WHAT TO PRODUCE: Gather each line of the records where "Gemengd" appears.
---
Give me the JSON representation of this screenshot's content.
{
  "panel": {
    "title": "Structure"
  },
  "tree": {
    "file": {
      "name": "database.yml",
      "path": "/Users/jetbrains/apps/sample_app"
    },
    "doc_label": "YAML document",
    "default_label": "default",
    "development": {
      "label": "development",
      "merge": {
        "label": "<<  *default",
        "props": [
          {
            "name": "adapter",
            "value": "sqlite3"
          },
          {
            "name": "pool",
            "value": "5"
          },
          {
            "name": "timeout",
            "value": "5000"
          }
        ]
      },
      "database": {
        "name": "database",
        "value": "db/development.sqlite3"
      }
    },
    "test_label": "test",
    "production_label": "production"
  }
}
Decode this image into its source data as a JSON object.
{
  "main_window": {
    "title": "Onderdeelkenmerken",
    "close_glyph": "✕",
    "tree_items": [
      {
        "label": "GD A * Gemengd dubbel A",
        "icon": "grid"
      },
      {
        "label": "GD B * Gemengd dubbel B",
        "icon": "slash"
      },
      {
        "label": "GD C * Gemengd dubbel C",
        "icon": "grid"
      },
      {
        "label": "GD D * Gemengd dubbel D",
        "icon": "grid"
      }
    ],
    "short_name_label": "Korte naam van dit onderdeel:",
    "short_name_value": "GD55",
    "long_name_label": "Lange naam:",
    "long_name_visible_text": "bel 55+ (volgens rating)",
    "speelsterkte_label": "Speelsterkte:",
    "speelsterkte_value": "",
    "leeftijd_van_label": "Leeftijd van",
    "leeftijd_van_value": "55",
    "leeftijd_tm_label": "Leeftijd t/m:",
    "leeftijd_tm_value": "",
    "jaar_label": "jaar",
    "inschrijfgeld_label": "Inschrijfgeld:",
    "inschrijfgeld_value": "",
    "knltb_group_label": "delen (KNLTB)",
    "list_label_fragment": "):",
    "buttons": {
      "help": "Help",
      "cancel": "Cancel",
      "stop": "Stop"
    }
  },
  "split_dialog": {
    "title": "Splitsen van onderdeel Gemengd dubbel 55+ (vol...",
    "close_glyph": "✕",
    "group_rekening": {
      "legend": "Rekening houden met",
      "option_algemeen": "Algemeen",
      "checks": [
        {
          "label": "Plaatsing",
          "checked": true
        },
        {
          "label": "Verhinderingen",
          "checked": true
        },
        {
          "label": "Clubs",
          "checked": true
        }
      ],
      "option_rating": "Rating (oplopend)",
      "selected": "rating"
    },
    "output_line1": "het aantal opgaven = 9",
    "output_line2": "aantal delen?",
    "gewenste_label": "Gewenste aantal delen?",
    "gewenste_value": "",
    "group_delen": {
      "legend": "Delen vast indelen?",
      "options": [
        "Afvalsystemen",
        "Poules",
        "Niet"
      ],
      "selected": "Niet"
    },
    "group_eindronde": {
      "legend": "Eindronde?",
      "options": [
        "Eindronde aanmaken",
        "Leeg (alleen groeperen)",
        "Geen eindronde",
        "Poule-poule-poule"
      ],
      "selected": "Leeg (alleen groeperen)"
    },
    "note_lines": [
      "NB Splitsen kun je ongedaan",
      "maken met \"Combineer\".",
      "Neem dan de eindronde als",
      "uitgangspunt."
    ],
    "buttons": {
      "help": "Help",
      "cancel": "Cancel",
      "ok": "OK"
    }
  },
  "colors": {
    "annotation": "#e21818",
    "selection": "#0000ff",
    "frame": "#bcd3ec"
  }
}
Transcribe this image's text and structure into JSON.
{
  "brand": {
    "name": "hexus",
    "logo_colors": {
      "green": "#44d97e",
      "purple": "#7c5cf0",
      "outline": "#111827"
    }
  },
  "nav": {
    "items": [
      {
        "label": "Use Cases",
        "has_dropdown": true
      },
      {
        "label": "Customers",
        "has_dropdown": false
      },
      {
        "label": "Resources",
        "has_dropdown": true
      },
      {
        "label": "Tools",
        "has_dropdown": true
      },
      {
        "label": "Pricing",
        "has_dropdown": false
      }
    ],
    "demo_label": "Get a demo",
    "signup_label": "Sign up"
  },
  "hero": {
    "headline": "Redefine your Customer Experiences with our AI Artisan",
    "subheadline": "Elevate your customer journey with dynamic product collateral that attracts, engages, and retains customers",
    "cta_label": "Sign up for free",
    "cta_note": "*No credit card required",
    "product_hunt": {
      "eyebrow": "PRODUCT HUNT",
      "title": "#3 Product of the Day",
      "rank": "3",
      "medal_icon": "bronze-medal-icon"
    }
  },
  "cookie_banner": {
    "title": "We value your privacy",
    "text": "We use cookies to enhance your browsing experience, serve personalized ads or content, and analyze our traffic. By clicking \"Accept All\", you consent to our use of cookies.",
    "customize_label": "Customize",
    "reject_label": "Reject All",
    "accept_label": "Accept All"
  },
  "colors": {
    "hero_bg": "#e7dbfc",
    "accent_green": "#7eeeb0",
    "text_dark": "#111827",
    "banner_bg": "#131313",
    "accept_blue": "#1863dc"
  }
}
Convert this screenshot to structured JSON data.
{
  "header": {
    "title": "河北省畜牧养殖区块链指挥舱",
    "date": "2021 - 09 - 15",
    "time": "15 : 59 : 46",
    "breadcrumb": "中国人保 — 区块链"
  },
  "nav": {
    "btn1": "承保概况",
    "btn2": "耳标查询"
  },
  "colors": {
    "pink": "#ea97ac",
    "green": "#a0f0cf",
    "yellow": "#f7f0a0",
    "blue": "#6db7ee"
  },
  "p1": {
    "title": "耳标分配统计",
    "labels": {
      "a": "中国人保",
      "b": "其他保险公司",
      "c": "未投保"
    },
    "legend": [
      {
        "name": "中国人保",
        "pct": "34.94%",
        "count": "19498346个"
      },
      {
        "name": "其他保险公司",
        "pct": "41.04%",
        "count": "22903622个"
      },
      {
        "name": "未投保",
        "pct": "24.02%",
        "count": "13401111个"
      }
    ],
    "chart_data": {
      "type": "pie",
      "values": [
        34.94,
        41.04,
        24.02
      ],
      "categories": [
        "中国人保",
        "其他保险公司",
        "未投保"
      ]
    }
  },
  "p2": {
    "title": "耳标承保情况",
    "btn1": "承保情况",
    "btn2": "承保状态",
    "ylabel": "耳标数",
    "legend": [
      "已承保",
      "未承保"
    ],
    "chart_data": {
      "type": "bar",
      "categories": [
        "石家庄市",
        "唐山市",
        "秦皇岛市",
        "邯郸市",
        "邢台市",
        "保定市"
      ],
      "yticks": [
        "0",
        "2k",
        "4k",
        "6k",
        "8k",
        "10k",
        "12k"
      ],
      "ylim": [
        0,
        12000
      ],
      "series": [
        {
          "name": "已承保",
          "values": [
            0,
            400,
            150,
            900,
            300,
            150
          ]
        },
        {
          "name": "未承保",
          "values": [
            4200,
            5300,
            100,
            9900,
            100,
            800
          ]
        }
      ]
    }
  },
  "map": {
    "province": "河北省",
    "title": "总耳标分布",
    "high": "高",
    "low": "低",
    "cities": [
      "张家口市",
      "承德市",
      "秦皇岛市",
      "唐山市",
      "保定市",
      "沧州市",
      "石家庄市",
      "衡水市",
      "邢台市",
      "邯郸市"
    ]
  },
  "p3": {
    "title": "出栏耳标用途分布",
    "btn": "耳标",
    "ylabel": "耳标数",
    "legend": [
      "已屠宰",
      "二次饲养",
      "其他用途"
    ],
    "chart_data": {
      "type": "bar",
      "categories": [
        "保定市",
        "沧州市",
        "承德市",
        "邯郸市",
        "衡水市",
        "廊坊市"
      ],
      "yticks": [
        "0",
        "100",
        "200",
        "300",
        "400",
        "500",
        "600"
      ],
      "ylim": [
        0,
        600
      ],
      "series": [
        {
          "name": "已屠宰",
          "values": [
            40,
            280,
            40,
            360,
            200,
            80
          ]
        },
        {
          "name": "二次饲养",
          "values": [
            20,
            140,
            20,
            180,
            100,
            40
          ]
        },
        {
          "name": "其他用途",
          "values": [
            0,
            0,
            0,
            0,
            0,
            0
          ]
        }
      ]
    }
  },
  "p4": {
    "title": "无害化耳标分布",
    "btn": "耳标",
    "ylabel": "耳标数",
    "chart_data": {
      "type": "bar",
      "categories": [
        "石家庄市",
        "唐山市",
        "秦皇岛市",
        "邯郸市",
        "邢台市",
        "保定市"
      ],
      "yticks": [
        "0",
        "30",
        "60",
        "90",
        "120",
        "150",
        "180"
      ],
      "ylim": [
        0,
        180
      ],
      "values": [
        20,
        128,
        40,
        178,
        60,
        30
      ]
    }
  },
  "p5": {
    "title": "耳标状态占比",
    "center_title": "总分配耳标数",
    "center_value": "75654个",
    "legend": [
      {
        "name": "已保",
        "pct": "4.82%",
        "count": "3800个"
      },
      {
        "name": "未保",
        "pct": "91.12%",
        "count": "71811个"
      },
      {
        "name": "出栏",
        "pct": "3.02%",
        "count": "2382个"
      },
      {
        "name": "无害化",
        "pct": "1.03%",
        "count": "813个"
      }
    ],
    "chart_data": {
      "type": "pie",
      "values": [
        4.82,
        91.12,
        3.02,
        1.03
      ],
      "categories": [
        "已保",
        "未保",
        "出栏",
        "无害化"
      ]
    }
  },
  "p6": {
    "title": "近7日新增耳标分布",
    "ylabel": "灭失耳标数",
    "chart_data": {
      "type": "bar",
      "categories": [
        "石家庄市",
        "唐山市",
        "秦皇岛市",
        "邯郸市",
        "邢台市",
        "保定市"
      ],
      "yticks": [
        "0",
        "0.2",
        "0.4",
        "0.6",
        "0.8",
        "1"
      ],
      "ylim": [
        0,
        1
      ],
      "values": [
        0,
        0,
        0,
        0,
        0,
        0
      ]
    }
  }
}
---
EXPECTED OUTPUT:
        "label": "GD A * Gemengd dubbel A",
        "label": "GD B * Gemengd dubbel B",
        "label": "GD C * Gemengd dubbel C",
        "label": "GD D * Gemengd dubbel D",
    "title": "Splitsen van onderdeel Gemengd dubbel 55+ (vol...",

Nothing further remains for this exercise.